◆ What the task requires ◆
Pictures do not belong in your copy. Repeat all the other data exactly.

◆ Given information ◆

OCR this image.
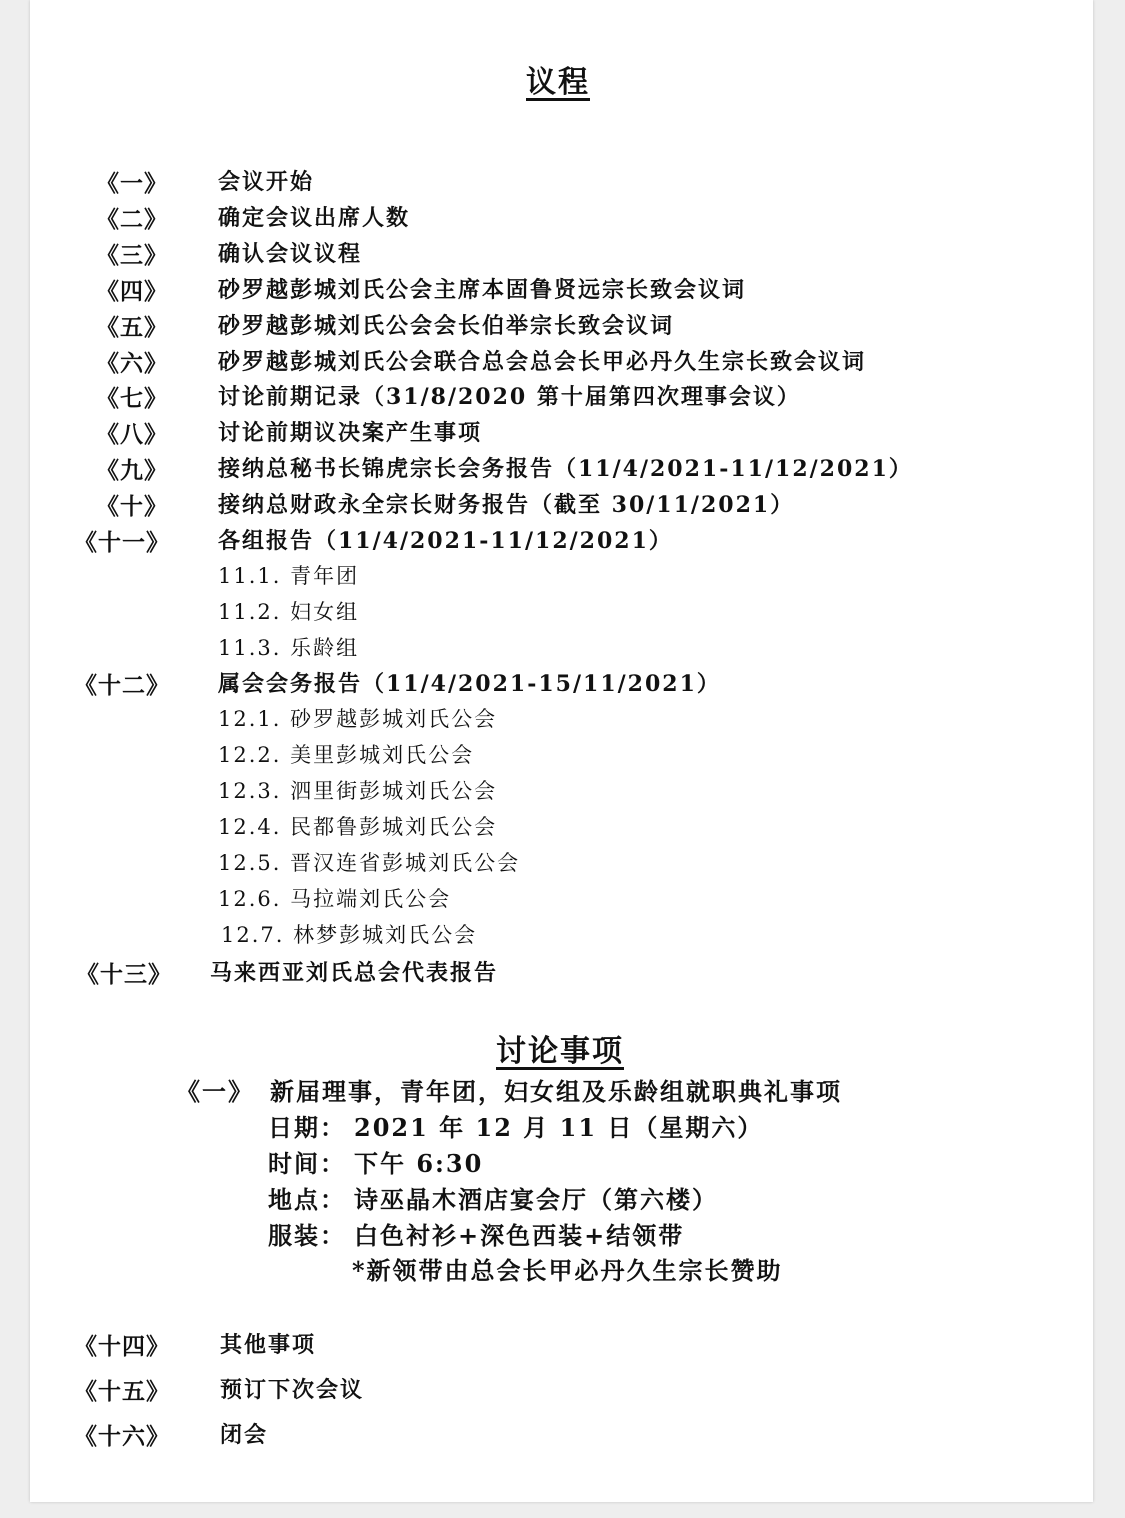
议程
《一》 会议开始
《二》 确定会议出席人数
《三》 确认会议议程
《四》 砂罗越彭城刘氏公会主席本固鲁贤远宗长致会议词
《五》 砂罗越彭城刘氏公会会长伯举宗长致会议词
《六》 砂罗越彭城刘氏公会联合总会总会长甲必丹久生宗长致会议词
《七》 讨论前期记录（31/8/2020 第十届第四次理事会议）
《八》 讨论前期议决案产生事项
《九》 接纳总秘书长锦虎宗长会务报告（11/4/2021-11/12/2021）
《十》 接纳总财政永全宗长财务报告（截至 30/11/2021）
《十一》 各组报告（11/4/2021-11/12/2021）
11.1. 青年团
11.2. 妇女组
11.3. 乐龄组
《十二》 属会会务报告（11/4/2021-15/11/2021）
12.1. 砂罗越彭城刘氏公会
12.2. 美里彭城刘氏公会
12.3. 泗里街彭城刘氏公会
12.4. 民都鲁彭城刘氏公会
12.5. 晋汉连省彭城刘氏公会
12.6. 马拉端刘氏公会
12.7. 林梦彭城刘氏公会
《十三》 马来西亚刘氏总会代表报告
讨论事项
《一》 新届理事，青年团，妇女组及乐龄组就职典礼事项
日期： 2021 年 12 月 11 日（星期六）
时间： 下午 6:30
地点： 诗巫晶木酒店宴会厅（第六楼）
服装： 白色衬衫+深色西装+结领带
*新领带由总会长甲必丹久生宗长赞助
《十四》 其他事项
《十五》 预订下次会议
《十六》 闭会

◆ Written response ◆
OCR this image.
议程
《一》 会议开始
《二》 确定会议出席人数
《三》 确认会议议程
《四》 砂罗越彭城刘氏公会主席本固鲁贤远宗长致会议词
《五》 砂罗越彭城刘氏公会会长伯举宗长致会议词
《六》 砂罗越彭城刘氏公会联合总会总会长甲必丹久生宗长致会议词
《七》 讨论前期记录（31/8/2020 第十届第四次理事会议）
《八》 讨论前期议决案产生事项
《九》 接纳总秘书长锦虎宗长会务报告（11/4/2021-11/12/2021）
《十》 接纳总财政永全宗长财务报告（截至 30/11/2021）
《十一》 各组报告（11/4/2021-11/12/2021）
11.1. 青年团
11.2. 妇女组
11.3. 乐龄组
《十二》 属会会务报告（11/4/2021-15/11/2021）
12.1. 砂罗越彭城刘氏公会
12.2. 美里彭城刘氏公会
12.3. 泗里街彭城刘氏公会
12.4. 民都鲁彭城刘氏公会
12.5. 晋汉连省彭城刘氏公会
12.6. 马拉端刘氏公会
12.7. 林梦彭城刘氏公会
《十三》 马来西亚刘氏总会代表报告
讨论事项
《一》 新届理事，青年团，妇女组及乐龄组就职典礼事项
日期： 2021 年 12 月 11 日（星期六）
时间： 下午 6:30
地点： 诗巫晶木酒店宴会厅（第六楼）
服装： 白色衬衫+深色西装+结领带
*新领带由总会长甲必丹久生宗长赞助
《十四》 其他事项
《十五》 预订下次会议
《十六》 闭会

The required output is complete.